[Begin Excerpted data]
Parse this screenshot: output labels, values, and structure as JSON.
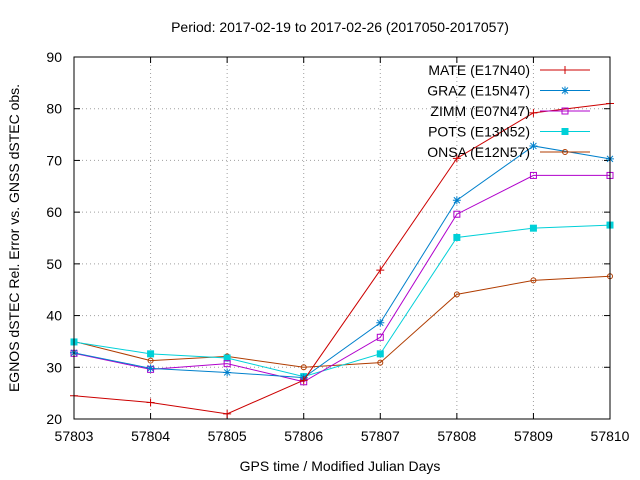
{
  "chart_data": {
    "type": "line",
    "title": "Period: 2017-02-19 to 2017-02-26 (2017050-2017057)",
    "xlabel": "GPS time / Modified Julian Days",
    "ylabel": "EGNOS dSTEC Rel. Error vs. GNSS dSTEC obs.",
    "xlim": [
      57803,
      57810
    ],
    "ylim": [
      20,
      90
    ],
    "x": [
      57803,
      57804,
      57805,
      57806,
      57807,
      57808,
      57809,
      57810
    ],
    "xticks": [
      "57803",
      "57804",
      "57805",
      "57806",
      "57807",
      "57808",
      "57809",
      "57810"
    ],
    "yticks": [
      "20",
      "30",
      "40",
      "50",
      "60",
      "70",
      "80",
      "90"
    ],
    "grid": true,
    "legend_position": "top-right",
    "series": [
      {
        "name": "MATE (E17N40)",
        "color": "#cc0000",
        "marker": "plus",
        "values": [
          24.5,
          23.2,
          21.0,
          27.5,
          48.8,
          70.4,
          79.2,
          81.0
        ]
      },
      {
        "name": "GRAZ (E15N47)",
        "color": "#0080cc",
        "marker": "star",
        "values": [
          32.8,
          29.8,
          29.0,
          28.0,
          38.6,
          62.3,
          72.8,
          70.3
        ]
      },
      {
        "name": "ZIMM (E07N47)",
        "color": "#b000cc",
        "marker": "open-square",
        "values": [
          32.7,
          29.6,
          30.7,
          27.2,
          35.8,
          59.6,
          67.1,
          67.1
        ]
      },
      {
        "name": "POTS (E13N52)",
        "color": "#00d0d8",
        "marker": "filled-square",
        "values": [
          34.9,
          32.6,
          31.8,
          28.2,
          32.6,
          55.1,
          56.9,
          57.5
        ]
      },
      {
        "name": "ONSA (E12N57)",
        "color": "#b03c00",
        "marker": "open-circle",
        "values": [
          35.0,
          31.3,
          32.1,
          30.0,
          30.9,
          44.1,
          46.8,
          47.6
        ]
      }
    ]
  }
}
[End Excerpted data]
Short problem: Determine how many lines in the records contain "square", and reply with the number only.

Problem solution: 2